• **OBJECTIVE**
Every entry must be given again exactly.

Some records:
= = = = =

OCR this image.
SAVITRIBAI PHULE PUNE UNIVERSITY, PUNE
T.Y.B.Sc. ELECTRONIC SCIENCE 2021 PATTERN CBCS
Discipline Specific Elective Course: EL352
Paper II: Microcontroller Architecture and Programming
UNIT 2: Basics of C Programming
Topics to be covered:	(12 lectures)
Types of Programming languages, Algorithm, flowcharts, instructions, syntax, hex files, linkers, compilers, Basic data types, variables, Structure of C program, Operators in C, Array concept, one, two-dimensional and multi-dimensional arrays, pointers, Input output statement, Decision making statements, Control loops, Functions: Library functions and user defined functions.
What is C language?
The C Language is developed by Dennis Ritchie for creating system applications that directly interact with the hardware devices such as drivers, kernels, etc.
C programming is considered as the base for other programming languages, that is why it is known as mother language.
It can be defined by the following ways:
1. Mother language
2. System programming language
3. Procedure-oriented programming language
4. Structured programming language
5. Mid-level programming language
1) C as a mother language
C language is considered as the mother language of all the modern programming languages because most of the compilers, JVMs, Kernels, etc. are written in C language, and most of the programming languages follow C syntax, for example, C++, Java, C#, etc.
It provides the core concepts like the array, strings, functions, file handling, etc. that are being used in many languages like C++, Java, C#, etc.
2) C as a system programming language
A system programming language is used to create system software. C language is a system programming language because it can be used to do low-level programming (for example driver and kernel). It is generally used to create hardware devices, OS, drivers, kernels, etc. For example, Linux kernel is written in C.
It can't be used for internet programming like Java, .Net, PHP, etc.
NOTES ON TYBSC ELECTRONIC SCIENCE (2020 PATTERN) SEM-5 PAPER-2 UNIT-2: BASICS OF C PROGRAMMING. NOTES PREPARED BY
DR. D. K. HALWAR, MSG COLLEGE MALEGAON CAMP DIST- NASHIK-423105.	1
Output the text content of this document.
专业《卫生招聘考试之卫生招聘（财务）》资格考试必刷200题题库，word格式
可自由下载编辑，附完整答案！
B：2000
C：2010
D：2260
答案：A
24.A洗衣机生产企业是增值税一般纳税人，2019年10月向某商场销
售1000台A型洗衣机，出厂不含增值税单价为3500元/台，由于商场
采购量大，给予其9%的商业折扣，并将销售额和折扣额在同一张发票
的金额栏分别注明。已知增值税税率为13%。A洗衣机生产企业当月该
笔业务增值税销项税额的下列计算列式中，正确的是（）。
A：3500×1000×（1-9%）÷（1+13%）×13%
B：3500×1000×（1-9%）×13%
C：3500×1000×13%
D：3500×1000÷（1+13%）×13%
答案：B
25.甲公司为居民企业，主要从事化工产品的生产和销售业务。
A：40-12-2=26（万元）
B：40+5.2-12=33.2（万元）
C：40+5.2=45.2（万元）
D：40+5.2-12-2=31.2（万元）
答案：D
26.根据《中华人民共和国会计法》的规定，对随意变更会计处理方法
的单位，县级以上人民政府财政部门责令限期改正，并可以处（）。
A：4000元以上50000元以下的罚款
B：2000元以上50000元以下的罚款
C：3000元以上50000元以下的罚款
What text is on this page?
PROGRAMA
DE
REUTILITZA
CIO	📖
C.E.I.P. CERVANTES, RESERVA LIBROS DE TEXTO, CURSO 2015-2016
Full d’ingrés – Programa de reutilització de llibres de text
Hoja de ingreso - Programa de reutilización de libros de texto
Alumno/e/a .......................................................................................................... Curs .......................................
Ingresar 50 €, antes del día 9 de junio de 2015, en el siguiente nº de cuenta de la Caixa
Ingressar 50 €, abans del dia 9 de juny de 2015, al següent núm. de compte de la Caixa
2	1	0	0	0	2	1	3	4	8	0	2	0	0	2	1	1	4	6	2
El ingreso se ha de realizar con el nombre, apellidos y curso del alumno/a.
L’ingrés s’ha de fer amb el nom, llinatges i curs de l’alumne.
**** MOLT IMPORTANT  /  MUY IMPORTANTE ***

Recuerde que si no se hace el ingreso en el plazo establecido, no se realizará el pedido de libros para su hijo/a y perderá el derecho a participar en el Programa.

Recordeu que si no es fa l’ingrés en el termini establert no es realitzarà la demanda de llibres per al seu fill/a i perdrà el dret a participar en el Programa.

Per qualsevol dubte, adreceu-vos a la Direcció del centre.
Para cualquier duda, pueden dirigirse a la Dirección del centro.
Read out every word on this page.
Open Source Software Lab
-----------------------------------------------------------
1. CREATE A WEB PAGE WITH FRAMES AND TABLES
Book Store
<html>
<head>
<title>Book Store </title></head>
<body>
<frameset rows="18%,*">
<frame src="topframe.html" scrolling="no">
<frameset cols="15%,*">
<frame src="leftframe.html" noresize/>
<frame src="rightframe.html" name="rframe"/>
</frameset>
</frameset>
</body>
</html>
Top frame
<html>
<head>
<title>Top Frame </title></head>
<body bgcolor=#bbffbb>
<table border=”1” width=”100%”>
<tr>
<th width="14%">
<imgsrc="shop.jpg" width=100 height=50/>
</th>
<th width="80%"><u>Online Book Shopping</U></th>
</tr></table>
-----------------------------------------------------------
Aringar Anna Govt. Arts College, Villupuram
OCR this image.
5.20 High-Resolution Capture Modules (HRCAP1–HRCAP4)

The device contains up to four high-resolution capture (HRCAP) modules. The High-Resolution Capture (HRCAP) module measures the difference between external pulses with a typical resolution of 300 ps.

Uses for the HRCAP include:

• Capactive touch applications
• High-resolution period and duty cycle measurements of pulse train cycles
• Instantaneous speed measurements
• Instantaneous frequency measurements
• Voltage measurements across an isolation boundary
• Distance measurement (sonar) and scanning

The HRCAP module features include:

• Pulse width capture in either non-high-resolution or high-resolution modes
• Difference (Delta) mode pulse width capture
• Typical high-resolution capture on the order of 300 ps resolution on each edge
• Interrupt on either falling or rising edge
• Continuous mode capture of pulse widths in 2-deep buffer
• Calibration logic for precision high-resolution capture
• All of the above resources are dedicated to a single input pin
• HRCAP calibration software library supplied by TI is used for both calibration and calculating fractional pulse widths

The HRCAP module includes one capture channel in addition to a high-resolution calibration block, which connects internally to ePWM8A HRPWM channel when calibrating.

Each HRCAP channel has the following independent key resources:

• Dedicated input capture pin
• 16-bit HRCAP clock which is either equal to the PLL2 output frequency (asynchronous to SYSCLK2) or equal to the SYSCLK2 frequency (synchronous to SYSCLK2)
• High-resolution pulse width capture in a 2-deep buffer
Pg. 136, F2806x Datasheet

= = = = =

• **SOLUTION FOR THIS TASK**
OCR this image.
SAVITRIBAI PHULE PUNE UNIVERSITY, PUNE
T.Y.B.Sc. ELECTRONIC SCIENCE 2021 PATTERN CBCS
Discipline Specific Elective Course: EL352
Paper II: Microcontroller Architecture and Programming
UNIT 2: Basics of C Programming
Topics to be covered:	(12 lectures)
Types of Programming languages, Algorithm, flowcharts, instructions, syntax, hex files, linkers, compilers, Basic data types, variables, Structure of C program, Operators in C, Array concept, one, two-dimensional and multi-dimensional arrays, pointers, Input output statement, Decision making statements, Control loops, Functions: Library functions and user defined functions.
What is C language?
The C Language is developed by Dennis Ritchie for creating system applications that directly interact with the hardware devices such as drivers, kernels, etc.
C programming is considered as the base for other programming languages, that is why it is known as mother language.
It can be defined by the following ways:
1. Mother language
2. System programming language
3. Procedure-oriented programming language
4. Structured programming language
5. Mid-level programming language
1) C as a mother language
C language is considered as the mother language of all the modern programming languages because most of the compilers, JVMs, Kernels, etc. are written in C language, and most of the programming languages follow C syntax, for example, C++, Java, C#, etc.
It provides the core concepts like the array, strings, functions, file handling, etc. that are being used in many languages like C++, Java, C#, etc.
2) C as a system programming language
A system programming language is used to create system software. C language is a system programming language because it can be used to do low-level programming (for example driver and kernel). It is generally used to create hardware devices, OS, drivers, kernels, etc. For example, Linux kernel is written in C.
It can't be used for internet programming like Java, .Net, PHP, etc.
NOTES ON TYBSC ELECTRONIC SCIENCE (2020 PATTERN) SEM-5 PAPER-2 UNIT-2: BASICS OF C PROGRAMMING. NOTES PREPARED BY
DR. D. K. HALWAR, MSG COLLEGE MALEGAON CAMP DIST- NASHIK-423105.	1
Output the text content of this document.
专业《卫生招聘考试之卫生招聘（财务）》资格考试必刷200题题库，word格式
可自由下载编辑，附完整答案！
B：2000
C：2010
D：2260
答案：A
24.A洗衣机生产企业是增值税一般纳税人，2019年10月向某商场销
售1000台A型洗衣机，出厂不含增值税单价为3500元/台，由于商场
采购量大，给予其9%的商业折扣，并将销售额和折扣额在同一张发票
的金额栏分别注明。已知增值税税率为13%。A洗衣机生产企业当月该
笔业务增值税销项税额的下列计算列式中，正确的是（）。
A：3500×1000×（1-9%）÷（1+13%）×13%
B：3500×1000×（1-9%）×13%
C：3500×1000×13%
D：3500×1000÷（1+13%）×13%
答案：B
25.甲公司为居民企业，主要从事化工产品的生产和销售业务。
A：40-12-2=26（万元）
B：40+5.2-12=33.2（万元）
C：40+5.2=45.2（万元）
D：40+5.2-12-2=31.2（万元）
答案：D
26.根据《中华人民共和国会计法》的规定，对随意变更会计处理方法
的单位，县级以上人民政府财政部门责令限期改正，并可以处（）。
A：4000元以上50000元以下的罚款
B：2000元以上50000元以下的罚款
C：3000元以上50000元以下的罚款
What text is on this page?
PROGRAMA
DE
REUTILITZA
CIO	📖
C.E.I.P. CERVANTES, RESERVA LIBROS DE TEXTO, CURSO 2015-2016
Full d’ingrés – Programa de reutilització de llibres de text
Hoja de ingreso - Programa de reutilización de libros de texto
Alumno/e/a .......................................................................................................... Curs .......................................
Ingresar 50 €, antes del día 9 de junio de 2015, en el siguiente nº de cuenta de la Caixa
Ingressar 50 €, abans del dia 9 de juny de 2015, al següent núm. de compte de la Caixa
2	1	0	0	0	2	1	3	4	8	0	2	0	0	2	1	1	4	6	2
El ingreso se ha de realizar con el nombre, apellidos y curso del alumno/a.
L’ingrés s’ha de fer amb el nom, llinatges i curs de l’alumne.
**** MOLT IMPORTANT  /  MUY IMPORTANTE ***

Recuerde que si no se hace el ingreso en el plazo establecido, no se realizará el pedido de libros para su hijo/a y perderá el derecho a participar en el Programa.

Recordeu que si no es fa l’ingrés en el termini establert no es realitzarà la demanda de llibres per al seu fill/a i perdrà el dret a participar en el Programa.

Per qualsevol dubte, adreceu-vos a la Direcció del centre.
Para cualquier duda, pueden dirigirse a la Dirección del centro.
Read out every word on this page.
Open Source Software Lab
-----------------------------------------------------------
1. CREATE A WEB PAGE WITH FRAMES AND TABLES
Book Store
<html>
<head>
<title>Book Store </title></head>
<body>
<frameset rows="18%,*">
<frame src="topframe.html" scrolling="no">
<frameset cols="15%,*">
<frame src="leftframe.html" noresize/>
<frame src="rightframe.html" name="rframe"/>
</frameset>
</frameset>
</body>
</html>
Top frame
<html>
<head>
<title>Top Frame </title></head>
<body bgcolor=#bbffbb>
<table border=”1” width=”100%”>
<tr>
<th width="14%">
<imgsrc="shop.jpg" width=100 height=50/>
</th>
<th width="80%"><u>Online Book Shopping</U></th>
</tr></table>
-----------------------------------------------------------
Aringar Anna Govt. Arts College, Villupuram
OCR this image.
5.20 High-Resolution Capture Modules (HRCAP1–HRCAP4)

The device contains up to four high-resolution capture (HRCAP) modules. The High-Resolution Capture (HRCAP) module measures the difference between external pulses with a typical resolution of 300 ps.

Uses for the HRCAP include:

• Capactive touch applications
• High-resolution period and duty cycle measurements of pulse train cycles
• Instantaneous speed measurements
• Instantaneous frequency measurements
• Voltage measurements across an isolation boundary
• Distance measurement (sonar) and scanning

The HRCAP module features include:

• Pulse width capture in either non-high-resolution or high-resolution modes
• Difference (Delta) mode pulse width capture
• Typical high-resolution capture on the order of 300 ps resolution on each edge
• Interrupt on either falling or rising edge
• Continuous mode capture of pulse widths in 2-deep buffer
• Calibration logic for precision high-resolution capture
• All of the above resources are dedicated to a single input pin
• HRCAP calibration software library supplied by TI is used for both calibration and calculating fractional pulse widths

The HRCAP module includes one capture channel in addition to a high-resolution calibration block, which connects internally to ePWM8A HRPWM channel when calibrating.

Each HRCAP channel has the following independent key resources:

• Dedicated input capture pin
• 16-bit HRCAP clock which is either equal to the PLL2 output frequency (asynchronous to SYSCLK2) or equal to the SYSCLK2 frequency (synchronous to SYSCLK2)
• High-resolution pulse width capture in a 2-deep buffer
Pg. 136, F2806x Datasheet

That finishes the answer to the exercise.